> Work to do
Quote the full listing word for word.
__________
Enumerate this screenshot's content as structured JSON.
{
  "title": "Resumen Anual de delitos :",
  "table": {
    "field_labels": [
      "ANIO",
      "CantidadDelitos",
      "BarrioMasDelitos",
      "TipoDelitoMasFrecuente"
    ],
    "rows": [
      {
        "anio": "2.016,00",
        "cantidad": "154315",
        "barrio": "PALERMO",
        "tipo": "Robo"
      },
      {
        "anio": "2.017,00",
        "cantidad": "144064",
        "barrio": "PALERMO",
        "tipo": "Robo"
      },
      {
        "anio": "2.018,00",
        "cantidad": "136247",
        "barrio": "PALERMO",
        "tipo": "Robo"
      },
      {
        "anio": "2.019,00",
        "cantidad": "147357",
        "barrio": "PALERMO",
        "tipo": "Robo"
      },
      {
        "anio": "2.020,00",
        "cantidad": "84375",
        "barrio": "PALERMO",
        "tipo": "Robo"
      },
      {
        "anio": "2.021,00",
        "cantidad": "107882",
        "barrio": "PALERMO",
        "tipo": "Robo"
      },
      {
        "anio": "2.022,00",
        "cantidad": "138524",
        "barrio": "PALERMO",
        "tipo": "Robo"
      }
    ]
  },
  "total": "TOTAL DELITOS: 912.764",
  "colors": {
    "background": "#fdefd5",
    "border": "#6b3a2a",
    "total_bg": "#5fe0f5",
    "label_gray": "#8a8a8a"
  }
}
__________
> Reply
Enumerate this screenshot's content as structured JSON.
{
  "title": "Resumen Anual de delitos :",
  "table": {
    "field_labels": [
      "ANIO",
      "CantidadDelitos",
      "BarrioMasDelitos",
      "TipoDelitoMasFrecuente"
    ],
    "rows": [
      {
        "anio": "2.016,00",
        "cantidad": "154315",
        "barrio": "PALERMO",
        "tipo": "Robo"
      },
      {
        "anio": "2.017,00",
        "cantidad": "144064",
        "barrio": "PALERMO",
        "tipo": "Robo"
      },
      {
        "anio": "2.018,00",
        "cantidad": "136247",
        "barrio": "PALERMO",
        "tipo": "Robo"
      },
      {
        "anio": "2.019,00",
        "cantidad": "147357",
        "barrio": "PALERMO",
        "tipo": "Robo"
      },
      {
        "anio": "2.020,00",
        "cantidad": "84375",
        "barrio": "PALERMO",
        "tipo": "Robo"
      },
      {
        "anio": "2.021,00",
        "cantidad": "107882",
        "barrio": "PALERMO",
        "tipo": "Robo"
      },
      {
        "anio": "2.022,00",
        "cantidad": "138524",
        "barrio": "PALERMO",
        "tipo": "Robo"
      }
    ]
  },
  "total": "TOTAL DELITOS: 912.764",
  "colors": {
    "background": "#fdefd5",
    "border": "#6b3a2a",
    "total_bg": "#5fe0f5",
    "label_gray": "#8a8a8a"
  }
}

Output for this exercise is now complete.